## Instructions for the task
Count the lines in the data below where the string "instance" occurs, please, and give the number alone.

## Dataset
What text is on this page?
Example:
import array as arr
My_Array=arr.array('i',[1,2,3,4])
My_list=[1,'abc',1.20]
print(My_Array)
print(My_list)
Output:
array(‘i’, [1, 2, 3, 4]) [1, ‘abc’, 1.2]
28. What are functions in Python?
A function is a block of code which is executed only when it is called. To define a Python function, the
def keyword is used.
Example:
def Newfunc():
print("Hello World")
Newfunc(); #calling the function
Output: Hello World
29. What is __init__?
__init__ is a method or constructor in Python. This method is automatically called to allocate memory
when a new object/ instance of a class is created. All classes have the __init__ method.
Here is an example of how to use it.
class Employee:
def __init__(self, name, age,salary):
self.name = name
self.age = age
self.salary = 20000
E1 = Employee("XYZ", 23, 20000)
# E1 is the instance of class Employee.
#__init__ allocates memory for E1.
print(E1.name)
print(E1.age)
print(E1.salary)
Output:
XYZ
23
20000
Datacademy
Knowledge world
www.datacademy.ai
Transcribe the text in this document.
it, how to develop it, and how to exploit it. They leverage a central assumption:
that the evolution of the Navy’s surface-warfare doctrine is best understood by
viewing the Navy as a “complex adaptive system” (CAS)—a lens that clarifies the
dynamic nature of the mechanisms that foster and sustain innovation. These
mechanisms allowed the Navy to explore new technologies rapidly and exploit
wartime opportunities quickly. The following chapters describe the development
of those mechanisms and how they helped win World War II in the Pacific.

## Complete answer
2